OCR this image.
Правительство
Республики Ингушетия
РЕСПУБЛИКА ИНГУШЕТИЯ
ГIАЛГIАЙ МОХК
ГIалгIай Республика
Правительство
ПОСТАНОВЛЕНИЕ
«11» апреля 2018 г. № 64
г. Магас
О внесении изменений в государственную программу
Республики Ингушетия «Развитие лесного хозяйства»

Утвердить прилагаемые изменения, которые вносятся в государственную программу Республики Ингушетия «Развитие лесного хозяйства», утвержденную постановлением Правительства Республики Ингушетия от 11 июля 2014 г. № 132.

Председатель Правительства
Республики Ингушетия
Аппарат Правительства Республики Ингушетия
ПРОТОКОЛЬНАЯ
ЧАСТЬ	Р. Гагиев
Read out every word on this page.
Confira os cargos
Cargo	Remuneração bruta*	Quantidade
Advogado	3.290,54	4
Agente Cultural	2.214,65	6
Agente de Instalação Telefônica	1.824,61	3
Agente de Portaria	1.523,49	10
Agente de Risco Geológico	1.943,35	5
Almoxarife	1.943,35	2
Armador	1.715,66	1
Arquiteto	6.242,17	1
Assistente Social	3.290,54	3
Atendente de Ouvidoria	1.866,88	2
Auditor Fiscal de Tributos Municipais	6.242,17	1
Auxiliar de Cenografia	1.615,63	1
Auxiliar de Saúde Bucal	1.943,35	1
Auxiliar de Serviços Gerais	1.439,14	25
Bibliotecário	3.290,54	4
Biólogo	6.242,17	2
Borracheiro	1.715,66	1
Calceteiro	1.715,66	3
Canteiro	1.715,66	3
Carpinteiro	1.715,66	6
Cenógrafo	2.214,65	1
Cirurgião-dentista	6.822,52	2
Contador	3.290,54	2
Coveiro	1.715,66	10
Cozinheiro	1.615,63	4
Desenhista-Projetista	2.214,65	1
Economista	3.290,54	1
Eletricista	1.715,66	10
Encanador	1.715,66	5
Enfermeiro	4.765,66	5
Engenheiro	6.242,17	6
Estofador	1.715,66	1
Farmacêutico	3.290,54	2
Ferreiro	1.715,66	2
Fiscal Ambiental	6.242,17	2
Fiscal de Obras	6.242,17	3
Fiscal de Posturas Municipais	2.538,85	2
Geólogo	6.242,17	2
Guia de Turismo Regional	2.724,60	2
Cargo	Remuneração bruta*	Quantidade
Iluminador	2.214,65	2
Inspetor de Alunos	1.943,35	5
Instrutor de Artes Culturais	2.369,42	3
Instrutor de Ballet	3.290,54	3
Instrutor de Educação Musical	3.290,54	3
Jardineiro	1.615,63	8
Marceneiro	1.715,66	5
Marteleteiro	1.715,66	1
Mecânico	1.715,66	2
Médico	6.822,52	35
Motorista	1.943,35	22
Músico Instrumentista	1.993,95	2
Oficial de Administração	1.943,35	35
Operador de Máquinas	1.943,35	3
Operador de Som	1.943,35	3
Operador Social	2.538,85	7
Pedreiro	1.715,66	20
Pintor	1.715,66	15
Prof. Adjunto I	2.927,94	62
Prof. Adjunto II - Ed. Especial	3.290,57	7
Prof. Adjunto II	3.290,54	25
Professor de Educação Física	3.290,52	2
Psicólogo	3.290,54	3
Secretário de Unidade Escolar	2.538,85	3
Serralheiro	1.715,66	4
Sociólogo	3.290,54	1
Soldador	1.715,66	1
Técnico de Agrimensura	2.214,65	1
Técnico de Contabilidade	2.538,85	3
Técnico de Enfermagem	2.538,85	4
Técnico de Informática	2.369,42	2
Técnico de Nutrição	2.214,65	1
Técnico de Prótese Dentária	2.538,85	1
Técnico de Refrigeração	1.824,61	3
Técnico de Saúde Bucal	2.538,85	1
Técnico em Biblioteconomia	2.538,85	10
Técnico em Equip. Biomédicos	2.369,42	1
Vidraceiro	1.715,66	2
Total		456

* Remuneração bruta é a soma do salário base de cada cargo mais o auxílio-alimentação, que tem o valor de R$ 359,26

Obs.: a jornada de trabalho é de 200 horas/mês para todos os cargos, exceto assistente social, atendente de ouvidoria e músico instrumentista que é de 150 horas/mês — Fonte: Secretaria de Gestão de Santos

Exercise brief: Return every entry exactly as given.

Expected answer:
OCR this image.
Правительство
Республики Ингушетия
РЕСПУБЛИКА ИНГУШЕТИЯ
ГIАЛГIАЙ МОХК
ГIалгIай Республика
Правительство
ПОСТАНОВЛЕНИЕ
«11» апреля 2018 г. № 64
г. Магас
О внесении изменений в государственную программу
Республики Ингушетия «Развитие лесного хозяйства»

Утвердить прилагаемые изменения, которые вносятся в государственную программу Республики Ингушетия «Развитие лесного хозяйства», утвержденную постановлением Правительства Республики Ингушетия от 11 июля 2014 г. № 132.

Председатель Правительства
Республики Ингушетия
Аппарат Правительства Республики Ингушетия
ПРОТОКОЛЬНАЯ
ЧАСТЬ	Р. Гагиев
Read out every word on this page.
Confira os cargos
Cargo	Remuneração bruta*	Quantidade
Advogado	3.290,54	4
Agente Cultural	2.214,65	6
Agente de Instalação Telefônica	1.824,61	3
Agente de Portaria	1.523,49	10
Agente de Risco Geológico	1.943,35	5
Almoxarife	1.943,35	2
Armador	1.715,66	1
Arquiteto	6.242,17	1
Assistente Social	3.290,54	3
Atendente de Ouvidoria	1.866,88	2
Auditor Fiscal de Tributos Municipais	6.242,17	1
Auxiliar de Cenografia	1.615,63	1
Auxiliar de Saúde Bucal	1.943,35	1
Auxiliar de Serviços Gerais	1.439,14	25
Bibliotecário	3.290,54	4
Biólogo	6.242,17	2
Borracheiro	1.715,66	1
Calceteiro	1.715,66	3
Canteiro	1.715,66	3
Carpinteiro	1.715,66	6
Cenógrafo	2.214,65	1
Cirurgião-dentista	6.822,52	2
Contador	3.290,54	2
Coveiro	1.715,66	10
Cozinheiro	1.615,63	4
Desenhista-Projetista	2.214,65	1
Economista	3.290,54	1
Eletricista	1.715,66	10
Encanador	1.715,66	5
Enfermeiro	4.765,66	5
Engenheiro	6.242,17	6
Estofador	1.715,66	1
Farmacêutico	3.290,54	2
Ferreiro	1.715,66	2
Fiscal Ambiental	6.242,17	2
Fiscal de Obras	6.242,17	3
Fiscal de Posturas Municipais	2.538,85	2
Geólogo	6.242,17	2
Guia de Turismo Regional	2.724,60	2
Cargo	Remuneração bruta*	Quantidade
Iluminador	2.214,65	2
Inspetor de Alunos	1.943,35	5
Instrutor de Artes Culturais	2.369,42	3
Instrutor de Ballet	3.290,54	3
Instrutor de Educação Musical	3.290,54	3
Jardineiro	1.615,63	8
Marceneiro	1.715,66	5
Marteleteiro	1.715,66	1
Mecânico	1.715,66	2
Médico	6.822,52	35
Motorista	1.943,35	22
Músico Instrumentista	1.993,95	2
Oficial de Administração	1.943,35	35
Operador de Máquinas	1.943,35	3
Operador de Som	1.943,35	3
Operador Social	2.538,85	7
Pedreiro	1.715,66	20
Pintor	1.715,66	15
Prof. Adjunto I	2.927,94	62
Prof. Adjunto II - Ed. Especial	3.290,57	7
Prof. Adjunto II	3.290,54	25
Professor de Educação Física	3.290,52	2
Psicólogo	3.290,54	3
Secretário de Unidade Escolar	2.538,85	3
Serralheiro	1.715,66	4
Sociólogo	3.290,54	1
Soldador	1.715,66	1
Técnico de Agrimensura	2.214,65	1
Técnico de Contabilidade	2.538,85	3
Técnico de Enfermagem	2.538,85	4
Técnico de Informática	2.369,42	2
Técnico de Nutrição	2.214,65	1
Técnico de Prótese Dentária	2.538,85	1
Técnico de Refrigeração	1.824,61	3
Técnico de Saúde Bucal	2.538,85	1
Técnico em Biblioteconomia	2.538,85	10
Técnico em Equip. Biomédicos	2.369,42	1
Vidraceiro	1.715,66	2
Total		456

* Remuneração bruta é a soma do salário base de cada cargo mais o auxílio-alimentação, que tem o valor de R$ 359,26

Obs.: a jornada de trabalho é de 200 horas/mês para todos os cargos, exceto assistente social, atendente de ouvidoria e músico instrumentista que é de 150 horas/mês — Fonte: Secretaria de Gestão de Santos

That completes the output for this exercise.